- **WRITTEN TASK**: Scan the entries for the string "sostuvo" and give the number of lines that have it, nothing further.

──────── RECORD LIST

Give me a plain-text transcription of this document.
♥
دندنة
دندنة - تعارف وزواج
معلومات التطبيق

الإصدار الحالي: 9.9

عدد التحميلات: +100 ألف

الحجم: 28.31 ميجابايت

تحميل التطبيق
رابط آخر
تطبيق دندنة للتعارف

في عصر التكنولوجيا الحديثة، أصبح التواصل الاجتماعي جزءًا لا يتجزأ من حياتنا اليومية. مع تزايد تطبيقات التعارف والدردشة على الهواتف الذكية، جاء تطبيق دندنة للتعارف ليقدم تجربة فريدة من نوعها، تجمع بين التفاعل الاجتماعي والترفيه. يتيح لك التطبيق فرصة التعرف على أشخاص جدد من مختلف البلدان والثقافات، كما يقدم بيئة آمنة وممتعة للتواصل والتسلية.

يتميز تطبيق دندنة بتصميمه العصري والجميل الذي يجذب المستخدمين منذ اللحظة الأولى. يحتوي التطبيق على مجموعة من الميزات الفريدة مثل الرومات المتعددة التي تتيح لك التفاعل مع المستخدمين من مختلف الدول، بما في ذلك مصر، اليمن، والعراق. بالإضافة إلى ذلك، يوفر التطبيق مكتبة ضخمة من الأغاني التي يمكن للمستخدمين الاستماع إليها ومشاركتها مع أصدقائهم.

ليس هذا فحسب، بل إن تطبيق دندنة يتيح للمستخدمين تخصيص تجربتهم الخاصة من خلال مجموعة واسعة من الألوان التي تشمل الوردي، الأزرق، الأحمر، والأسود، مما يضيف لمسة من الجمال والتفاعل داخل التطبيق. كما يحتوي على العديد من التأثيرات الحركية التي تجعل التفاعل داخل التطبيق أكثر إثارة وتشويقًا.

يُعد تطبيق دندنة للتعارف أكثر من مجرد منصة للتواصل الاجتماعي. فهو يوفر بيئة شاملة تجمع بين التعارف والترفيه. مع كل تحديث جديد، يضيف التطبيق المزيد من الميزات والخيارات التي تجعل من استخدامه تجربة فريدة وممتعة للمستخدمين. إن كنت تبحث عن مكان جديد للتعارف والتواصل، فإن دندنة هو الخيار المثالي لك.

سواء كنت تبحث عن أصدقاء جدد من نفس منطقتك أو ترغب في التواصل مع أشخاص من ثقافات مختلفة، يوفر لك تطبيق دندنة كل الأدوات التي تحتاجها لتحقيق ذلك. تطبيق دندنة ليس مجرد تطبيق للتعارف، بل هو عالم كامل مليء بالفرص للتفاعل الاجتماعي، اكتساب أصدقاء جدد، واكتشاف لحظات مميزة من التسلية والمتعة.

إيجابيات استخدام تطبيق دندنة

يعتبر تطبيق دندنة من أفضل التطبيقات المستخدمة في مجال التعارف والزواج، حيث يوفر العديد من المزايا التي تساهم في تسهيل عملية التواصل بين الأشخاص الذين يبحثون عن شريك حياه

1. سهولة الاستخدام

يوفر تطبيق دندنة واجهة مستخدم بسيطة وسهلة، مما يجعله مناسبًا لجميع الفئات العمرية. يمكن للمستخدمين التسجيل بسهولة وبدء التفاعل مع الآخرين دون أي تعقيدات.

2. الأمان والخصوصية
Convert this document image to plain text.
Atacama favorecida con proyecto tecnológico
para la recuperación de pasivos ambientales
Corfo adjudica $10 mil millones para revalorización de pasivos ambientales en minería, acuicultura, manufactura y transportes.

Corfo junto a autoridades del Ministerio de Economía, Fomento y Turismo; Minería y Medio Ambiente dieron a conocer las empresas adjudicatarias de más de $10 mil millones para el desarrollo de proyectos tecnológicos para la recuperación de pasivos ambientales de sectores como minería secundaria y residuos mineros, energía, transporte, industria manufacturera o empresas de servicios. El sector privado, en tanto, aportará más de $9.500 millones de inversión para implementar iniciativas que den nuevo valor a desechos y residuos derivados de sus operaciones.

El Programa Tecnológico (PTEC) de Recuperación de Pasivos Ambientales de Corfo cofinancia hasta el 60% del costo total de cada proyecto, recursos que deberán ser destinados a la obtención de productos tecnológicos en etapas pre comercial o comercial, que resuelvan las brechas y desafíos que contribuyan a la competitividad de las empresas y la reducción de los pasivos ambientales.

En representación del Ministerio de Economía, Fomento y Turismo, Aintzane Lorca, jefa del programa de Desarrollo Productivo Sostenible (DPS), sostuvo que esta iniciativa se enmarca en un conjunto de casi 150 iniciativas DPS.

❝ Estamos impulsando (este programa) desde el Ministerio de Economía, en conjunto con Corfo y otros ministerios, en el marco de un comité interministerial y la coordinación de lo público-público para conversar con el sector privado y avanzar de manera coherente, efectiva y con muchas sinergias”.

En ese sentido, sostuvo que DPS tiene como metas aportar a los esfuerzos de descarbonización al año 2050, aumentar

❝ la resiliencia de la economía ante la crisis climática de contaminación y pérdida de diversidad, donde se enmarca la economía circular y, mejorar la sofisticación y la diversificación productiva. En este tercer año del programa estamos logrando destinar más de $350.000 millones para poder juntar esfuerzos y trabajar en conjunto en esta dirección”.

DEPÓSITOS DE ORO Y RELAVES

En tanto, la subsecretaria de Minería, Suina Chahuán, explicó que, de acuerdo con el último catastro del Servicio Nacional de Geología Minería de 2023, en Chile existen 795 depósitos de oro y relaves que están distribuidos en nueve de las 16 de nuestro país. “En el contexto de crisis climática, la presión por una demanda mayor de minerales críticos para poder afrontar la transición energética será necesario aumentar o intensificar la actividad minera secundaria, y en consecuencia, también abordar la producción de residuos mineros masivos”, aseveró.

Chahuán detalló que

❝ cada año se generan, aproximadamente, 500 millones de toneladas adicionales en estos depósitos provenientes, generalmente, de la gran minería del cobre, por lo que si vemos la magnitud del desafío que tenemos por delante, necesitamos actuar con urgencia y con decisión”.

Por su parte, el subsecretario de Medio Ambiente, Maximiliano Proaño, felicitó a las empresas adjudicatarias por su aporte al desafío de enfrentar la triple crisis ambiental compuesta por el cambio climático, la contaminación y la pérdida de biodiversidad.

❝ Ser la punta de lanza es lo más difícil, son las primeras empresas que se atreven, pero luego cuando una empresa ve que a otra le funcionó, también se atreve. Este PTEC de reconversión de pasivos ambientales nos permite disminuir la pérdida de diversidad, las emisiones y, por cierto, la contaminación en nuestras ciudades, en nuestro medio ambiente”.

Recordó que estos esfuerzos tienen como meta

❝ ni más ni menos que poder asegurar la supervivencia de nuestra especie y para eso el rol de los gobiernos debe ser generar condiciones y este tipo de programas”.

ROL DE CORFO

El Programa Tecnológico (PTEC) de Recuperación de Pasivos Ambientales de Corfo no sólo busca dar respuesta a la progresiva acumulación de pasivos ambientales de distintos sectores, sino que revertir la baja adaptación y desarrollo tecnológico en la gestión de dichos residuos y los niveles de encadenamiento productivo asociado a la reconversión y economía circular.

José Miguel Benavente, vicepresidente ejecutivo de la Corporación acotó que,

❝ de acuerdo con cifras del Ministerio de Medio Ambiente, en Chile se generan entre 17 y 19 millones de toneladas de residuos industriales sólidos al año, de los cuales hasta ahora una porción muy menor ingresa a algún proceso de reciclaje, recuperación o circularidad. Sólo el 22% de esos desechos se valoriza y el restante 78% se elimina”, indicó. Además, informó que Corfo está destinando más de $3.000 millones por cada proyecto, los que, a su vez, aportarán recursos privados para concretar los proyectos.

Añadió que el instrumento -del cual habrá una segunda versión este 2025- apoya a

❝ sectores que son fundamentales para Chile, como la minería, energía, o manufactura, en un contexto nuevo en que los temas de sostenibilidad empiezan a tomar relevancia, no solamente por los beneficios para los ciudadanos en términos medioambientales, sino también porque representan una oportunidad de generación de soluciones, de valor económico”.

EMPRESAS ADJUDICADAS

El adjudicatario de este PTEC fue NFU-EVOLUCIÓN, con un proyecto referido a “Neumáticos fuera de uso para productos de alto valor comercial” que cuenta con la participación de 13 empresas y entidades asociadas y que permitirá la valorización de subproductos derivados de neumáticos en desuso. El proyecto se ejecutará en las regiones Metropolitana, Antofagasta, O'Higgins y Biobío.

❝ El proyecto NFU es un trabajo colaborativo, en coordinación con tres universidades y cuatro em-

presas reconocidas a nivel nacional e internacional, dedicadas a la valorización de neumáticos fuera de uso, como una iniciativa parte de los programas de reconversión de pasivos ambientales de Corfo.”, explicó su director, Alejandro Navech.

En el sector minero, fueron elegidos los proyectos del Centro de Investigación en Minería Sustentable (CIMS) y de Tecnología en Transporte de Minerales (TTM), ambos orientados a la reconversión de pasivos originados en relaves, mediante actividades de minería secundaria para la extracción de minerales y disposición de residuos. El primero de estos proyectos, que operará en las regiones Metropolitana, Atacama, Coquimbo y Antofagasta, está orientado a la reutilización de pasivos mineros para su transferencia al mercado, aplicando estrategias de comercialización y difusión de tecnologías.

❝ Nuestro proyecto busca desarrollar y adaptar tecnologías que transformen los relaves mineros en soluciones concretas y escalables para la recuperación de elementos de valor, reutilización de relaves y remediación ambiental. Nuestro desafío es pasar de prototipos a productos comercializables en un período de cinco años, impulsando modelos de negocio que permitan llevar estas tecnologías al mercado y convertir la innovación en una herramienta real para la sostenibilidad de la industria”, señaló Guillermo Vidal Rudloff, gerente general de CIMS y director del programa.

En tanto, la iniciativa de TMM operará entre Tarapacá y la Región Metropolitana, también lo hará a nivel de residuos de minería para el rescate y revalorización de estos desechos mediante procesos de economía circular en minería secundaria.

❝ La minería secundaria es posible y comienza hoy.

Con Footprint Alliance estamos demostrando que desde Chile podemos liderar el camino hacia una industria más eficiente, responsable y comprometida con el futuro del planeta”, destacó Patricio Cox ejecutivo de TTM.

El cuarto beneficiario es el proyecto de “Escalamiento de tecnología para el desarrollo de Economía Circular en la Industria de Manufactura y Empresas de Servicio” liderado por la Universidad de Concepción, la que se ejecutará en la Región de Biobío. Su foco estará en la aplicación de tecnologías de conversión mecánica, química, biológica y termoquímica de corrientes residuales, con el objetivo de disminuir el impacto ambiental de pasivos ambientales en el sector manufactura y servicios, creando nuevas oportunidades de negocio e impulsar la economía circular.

────────────────

- **ANSWER TO THIS PROBLEM**: 2